-- TEXTE FOURNI --
= = = = = = =

Quelques jours seulement après la relance du débat sur la réforme de la Moudawana, le Policy Center for the New South a publié une série de lectures sur le Code de la Famille dont celle de l’Usfpeiste Nouzha Chekrouni et Abdessalam Saad Jaldi (spécialiste en relations internationales).
Pour ces deux, 20 ans après, force est de constater que le texte de 2004 accuse de nombreuses limites dans la consécration de droits pleins et entiers, et parait de plus en plus inadéquat avec les transformations de la société marocaine.
Mais pour ce qui est de la question de l’Ijtihad, les deux estiment dans leur analyse que la réforme a mis l’accent sur la stabilité et l’harmonie de la cellule familiale, considérée comme le fondement de la société marocaine. Cependant, l’article 400 stipule : « Pour tout ce qui n’a pas été expressément énoncé dans le présent Code, il y a lieu de se référer aux prescriptions du Rite Malékite et/ou aux conclusions de l’effort jurisprudentiel (Ijtihad), aux fins de donner leur expression concrète aux valeurs de justice, d’égalité et de coexistence harmonieuse dans la vie commune, que prône l’Islam ». Cette référence au rite Malékite pour les cas non prévus par le Code introduit une certaine ambiguïté susceptible d’entraîner des interprétations diverses, pouvant potentiellement affaiblir l’impact de cette réforme essentielle.
La référence à l’Ijtihad dans l’article mentionné ci-dessus semble avoir été négligée, ce qui n’a pas permis de dynamiser l’application ou l’évolution du Code de la Famille pour qu’il réponde aux changements de la société marocaine. Cette situation témoigne d’une tendance conservatrice, particulièrement au sein de l’appareil juridique marocain, et représente un obstacle significatif à l’innovation et au progrès. La question cruciale demeure : qui devrait assumer la responsabilité de l’Ijtihad ? Le Maroc dispose d’institutions religieuses prestigieuses, placées sous la haute autorité de Sa Majesté le Roi, en sa qualité d’Amir Al-Mouminine, Commandeur des Croyants. Parmi elles, le Ministère des Habous et des Affaires Islamiques, le Conseil Supérieur des Oulémas, qui a pour mission de fournir des consultations religieuses (fatwas) sur les questions qui lui sont soumises, et la Rabita Mohamadia des Oulémas, dédiée à enrichir la vie scientifique et culturelle dans le domaine des études islamiques, en mettant un accent particulier sur la doctrine Malékite. Dar El Hadit El Hassania se concentre sur la formation avancée des oulémas et des chercheurs en sciences islamiques, en promouvant la recherche. Ces institutions jouent un rôle vital dans l’interaction avec le monde académique et universitaire. Un effort collaboratif et un dialogue constructif pourraient favoriser des progrès réduisant le fossé entre conservateurs et modernistes, à condition qu’une volonté politique soutienne cette synergie pour qu’elle soit fructueuse. L’avènement de la modernité a provoqué des changements profonds à l’échelle mondiale, y compris dans les sociétés musulmanes, qui sont appelées à concilier enseignements islamiques et exigences contemporaines. Cette évolution a des implications majeures pour les droits des femmes.

= = = = = = =

-- DONNÉES FOURNIES --
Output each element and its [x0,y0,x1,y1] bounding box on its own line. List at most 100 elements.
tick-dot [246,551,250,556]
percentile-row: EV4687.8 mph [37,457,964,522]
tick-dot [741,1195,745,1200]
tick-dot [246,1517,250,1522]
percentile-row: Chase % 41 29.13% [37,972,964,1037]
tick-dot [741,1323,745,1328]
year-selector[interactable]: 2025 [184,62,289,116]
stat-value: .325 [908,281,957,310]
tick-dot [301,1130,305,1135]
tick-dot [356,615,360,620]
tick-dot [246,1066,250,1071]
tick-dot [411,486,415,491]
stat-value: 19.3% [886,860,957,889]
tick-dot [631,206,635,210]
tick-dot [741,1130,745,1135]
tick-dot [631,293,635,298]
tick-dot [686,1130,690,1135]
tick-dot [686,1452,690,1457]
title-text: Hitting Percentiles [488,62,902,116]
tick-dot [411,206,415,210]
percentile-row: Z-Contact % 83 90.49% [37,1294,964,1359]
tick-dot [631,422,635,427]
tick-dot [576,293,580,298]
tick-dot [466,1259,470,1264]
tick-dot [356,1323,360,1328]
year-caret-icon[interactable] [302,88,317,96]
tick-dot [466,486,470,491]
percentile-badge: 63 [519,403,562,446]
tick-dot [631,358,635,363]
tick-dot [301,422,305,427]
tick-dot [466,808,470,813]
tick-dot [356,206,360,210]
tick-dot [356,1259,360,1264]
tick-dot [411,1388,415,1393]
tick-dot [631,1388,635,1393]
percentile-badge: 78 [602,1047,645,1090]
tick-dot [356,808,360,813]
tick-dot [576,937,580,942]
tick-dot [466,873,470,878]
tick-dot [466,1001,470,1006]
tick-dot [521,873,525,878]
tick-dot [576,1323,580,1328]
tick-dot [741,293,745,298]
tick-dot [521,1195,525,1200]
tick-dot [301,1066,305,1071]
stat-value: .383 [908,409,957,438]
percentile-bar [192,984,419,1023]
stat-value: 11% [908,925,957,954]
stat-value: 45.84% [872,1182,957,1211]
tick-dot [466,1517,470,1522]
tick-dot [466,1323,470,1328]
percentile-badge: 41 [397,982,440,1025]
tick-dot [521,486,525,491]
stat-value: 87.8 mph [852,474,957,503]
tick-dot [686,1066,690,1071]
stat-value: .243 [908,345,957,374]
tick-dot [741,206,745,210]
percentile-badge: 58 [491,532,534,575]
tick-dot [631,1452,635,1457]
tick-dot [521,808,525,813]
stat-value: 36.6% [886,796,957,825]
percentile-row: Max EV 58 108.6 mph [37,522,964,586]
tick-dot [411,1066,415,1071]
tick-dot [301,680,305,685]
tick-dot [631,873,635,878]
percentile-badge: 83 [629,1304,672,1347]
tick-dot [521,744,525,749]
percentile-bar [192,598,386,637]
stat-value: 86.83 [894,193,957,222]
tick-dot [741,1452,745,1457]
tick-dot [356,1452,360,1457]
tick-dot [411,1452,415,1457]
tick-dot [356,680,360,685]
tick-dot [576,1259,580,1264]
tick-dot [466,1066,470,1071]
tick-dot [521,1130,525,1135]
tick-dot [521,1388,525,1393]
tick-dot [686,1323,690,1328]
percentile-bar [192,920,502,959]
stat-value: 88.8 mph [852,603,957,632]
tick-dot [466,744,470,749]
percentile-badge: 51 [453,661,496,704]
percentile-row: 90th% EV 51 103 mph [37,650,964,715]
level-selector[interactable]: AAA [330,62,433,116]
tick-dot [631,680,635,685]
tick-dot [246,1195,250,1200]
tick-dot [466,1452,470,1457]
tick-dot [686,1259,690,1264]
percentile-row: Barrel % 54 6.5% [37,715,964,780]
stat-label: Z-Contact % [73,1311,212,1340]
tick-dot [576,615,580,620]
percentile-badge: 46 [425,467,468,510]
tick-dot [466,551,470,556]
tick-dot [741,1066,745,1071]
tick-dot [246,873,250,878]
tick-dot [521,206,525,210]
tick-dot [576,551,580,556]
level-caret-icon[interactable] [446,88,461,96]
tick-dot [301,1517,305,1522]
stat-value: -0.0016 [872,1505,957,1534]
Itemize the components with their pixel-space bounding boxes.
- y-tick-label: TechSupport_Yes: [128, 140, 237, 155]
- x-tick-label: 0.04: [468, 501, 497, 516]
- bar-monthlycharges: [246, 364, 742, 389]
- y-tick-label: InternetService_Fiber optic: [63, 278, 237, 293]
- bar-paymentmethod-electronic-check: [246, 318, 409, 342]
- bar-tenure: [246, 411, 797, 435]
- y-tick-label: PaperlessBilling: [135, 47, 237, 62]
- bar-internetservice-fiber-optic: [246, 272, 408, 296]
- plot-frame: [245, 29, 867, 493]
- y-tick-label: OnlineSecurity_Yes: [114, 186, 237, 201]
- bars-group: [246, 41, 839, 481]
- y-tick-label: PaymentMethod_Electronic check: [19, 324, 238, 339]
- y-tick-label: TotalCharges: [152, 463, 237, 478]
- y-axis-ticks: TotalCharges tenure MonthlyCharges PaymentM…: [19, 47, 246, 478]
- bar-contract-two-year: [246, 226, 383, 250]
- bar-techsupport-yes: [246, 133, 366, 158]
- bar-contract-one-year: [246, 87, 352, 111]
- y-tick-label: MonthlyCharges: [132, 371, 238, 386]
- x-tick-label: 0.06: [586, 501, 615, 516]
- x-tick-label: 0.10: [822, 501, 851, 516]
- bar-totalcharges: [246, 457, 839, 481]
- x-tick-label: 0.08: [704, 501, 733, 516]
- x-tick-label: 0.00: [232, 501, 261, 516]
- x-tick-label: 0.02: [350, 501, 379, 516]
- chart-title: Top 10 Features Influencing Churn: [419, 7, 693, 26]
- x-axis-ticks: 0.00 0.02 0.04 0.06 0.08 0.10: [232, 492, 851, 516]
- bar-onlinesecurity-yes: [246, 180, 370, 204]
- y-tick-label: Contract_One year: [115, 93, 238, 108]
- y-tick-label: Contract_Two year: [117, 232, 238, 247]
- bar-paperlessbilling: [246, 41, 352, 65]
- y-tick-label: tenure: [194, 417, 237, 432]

= = = = = = =

-- CONSIGNE --
Répondez s'il vous plaît à ces questions sur le texte sur la Moudawana :
(a) Quel organisme a publié une série de lectures sur le Code de la Famille ?
(b) Quel article du Code renvoie au Rite Malékite pour ce qui n'y est pas expressément énoncé ?
(c) Quelle est la mission du Conseil Supérieur des Oulémas ?
Appuyez-vous uniquement sur le texte sur la Moudawana, sans tenir compte de la liste.

-- RÉPONSE COMPLÈTE --
(a) Le Policy Center for the New South.
(b) L'article 400.
(c) Fournir des consultations religieuses (fatwas) sur les questions qui lui sont soumises.